* _Exercise_
Will you output all of the data below exactly, omitting the images?

★ ★ ★ ★ ★ ★ ★

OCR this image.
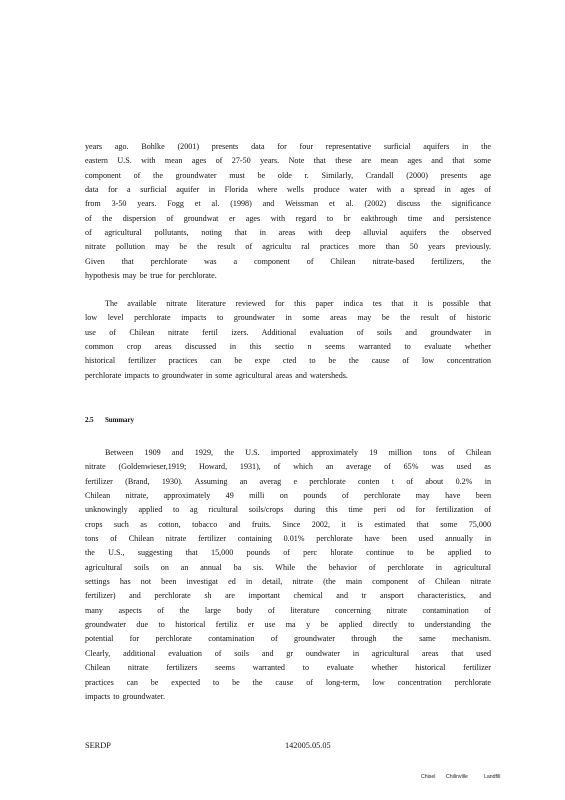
years ago. Bohlke (2001) presents data for four representative surficial aquifers in the
eastern U.S. with mean ages of 27-50 years. Note that these are mean ages and that some
component of the groundwater must be olde r. Similarly, Crandall (2000) presents age
data for a surficial aquifer in Florida where wells produce water with a spread in ages of
from 3-50 years. Fogg et al. (1998) and Weissman et al. (2002) discuss the significance
of the dispersion of groundwat er ages with regard to br eakthrough time and persistence
of agricultural pollutants, noting that in areas with deep alluvial aquifers the observed
nitrate pollution may be the result of agricultu ral practices more than 50 years previously.
Given that perchlorate was a component of Chilean nitrate-based fertilizers, the
hypothesis may be true for perchlorate.
The available nitrate literature reviewed for this paper indica tes that it is possible that
low level perchlorate impacts to groundwater in some areas may be the result of historic
use of Chilean nitrate fertil izers. Additional evaluation of soils and groundwater in
common crop areas discussed in this sectio n seems warranted to evaluate whether
historical fertilizer practices can be expe cted to be the cause of low concentration
perchlorate impacts to groundwater in some agricultural areas and watersheds.
2.5 Summary
Between 1909 and 1929, the U.S. imported approximately 19 million tons of Chilean
nitrate (Goldenwieser,1919; Howard, 1931), of which an average of 65% was used as
fertilizer (Brand, 1930). Assuming an averag e perchlorate conten t of about 0.2% in
Chilean nitrate, approximately 49 milli on pounds of perchlorate may have been
unknowingly applied to ag ricultural soils/crops during this time peri od for fertilization of
crops such as cotton, tobacco and fruits. Since 2002, it is estimated that some 75,000
tons of Chilean nitrate fertilizer containing 0.01% perchlorate have been used annually in
the U.S., suggesting that 15,000 pounds of perc hlorate continue to be applied to
agricultural soils on an annual ba sis. While the behavior of perchlorate in agricultural
settings has not been investigat ed in detail, nitrate (the main component of Chilean nitrate
fertilizer) and perchlorate sh are important chemical and tr ansport characteristics, and
many aspects of the large body of literature concerning nitrate contamination of
groundwater due to historical fertiliz er use ma y be applied directly to understanding the
potential for perchlorate contamination of groundwater through the same mechanism.
Clearly, additional evaluation of soils and gr oundwater in agricultural areas that used
Chilean nitrate fertilizers seems warranted to evaluate whether historical fertilizer
practices can be expected to be the cause of long-term, low concentration perchlorate
impacts to groundwater.
SERDP	142005.05.05
Chisel Chilinville	Landfill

★ ★ ★ ★ ★ ★ ★

* _Full solution_
OCR this image.
years ago. Bohlke (2001) presents data for four representative surficial aquifers in the
eastern U.S. with mean ages of 27-50 years. Note that these are mean ages and that some
component of the groundwater must be olde r. Similarly, Crandall (2000) presents age
data for a surficial aquifer in Florida where wells produce water with a spread in ages of
from 3-50 years. Fogg et al. (1998) and Weissman et al. (2002) discuss the significance
of the dispersion of groundwat er ages with regard to br eakthrough time and persistence
of agricultural pollutants, noting that in areas with deep alluvial aquifers the observed
nitrate pollution may be the result of agricultu ral practices more than 50 years previously.
Given that perchlorate was a component of Chilean nitrate-based fertilizers, the
hypothesis may be true for perchlorate.
The available nitrate literature reviewed for this paper indica tes that it is possible that
low level perchlorate impacts to groundwater in some areas may be the result of historic
use of Chilean nitrate fertil izers. Additional evaluation of soils and groundwater in
common crop areas discussed in this sectio n seems warranted to evaluate whether
historical fertilizer practices can be expe cted to be the cause of low concentration
perchlorate impacts to groundwater in some agricultural areas and watersheds.
2.5 Summary
Between 1909 and 1929, the U.S. imported approximately 19 million tons of Chilean
nitrate (Goldenwieser,1919; Howard, 1931), of which an average of 65% was used as
fertilizer (Brand, 1930). Assuming an averag e perchlorate conten t of about 0.2% in
Chilean nitrate, approximately 49 milli on pounds of perchlorate may have been
unknowingly applied to ag ricultural soils/crops during this time peri od for fertilization of
crops such as cotton, tobacco and fruits. Since 2002, it is estimated that some 75,000
tons of Chilean nitrate fertilizer containing 0.01% perchlorate have been used annually in
the U.S., suggesting that 15,000 pounds of perc hlorate continue to be applied to
agricultural soils on an annual ba sis. While the behavior of perchlorate in agricultural
settings has not been investigat ed in detail, nitrate (the main component of Chilean nitrate
fertilizer) and perchlorate sh are important chemical and tr ansport characteristics, and
many aspects of the large body of literature concerning nitrate contamination of
groundwater due to historical fertiliz er use ma y be applied directly to understanding the
potential for perchlorate contamination of groundwater through the same mechanism.
Clearly, additional evaluation of soils and gr oundwater in agricultural areas that used
Chilean nitrate fertilizers seems warranted to evaluate whether historical fertilizer
practices can be expected to be the cause of long-term, low concentration perchlorate
impacts to groundwater.
SERDP	142005.05.05
Chisel Chilinville	Landfill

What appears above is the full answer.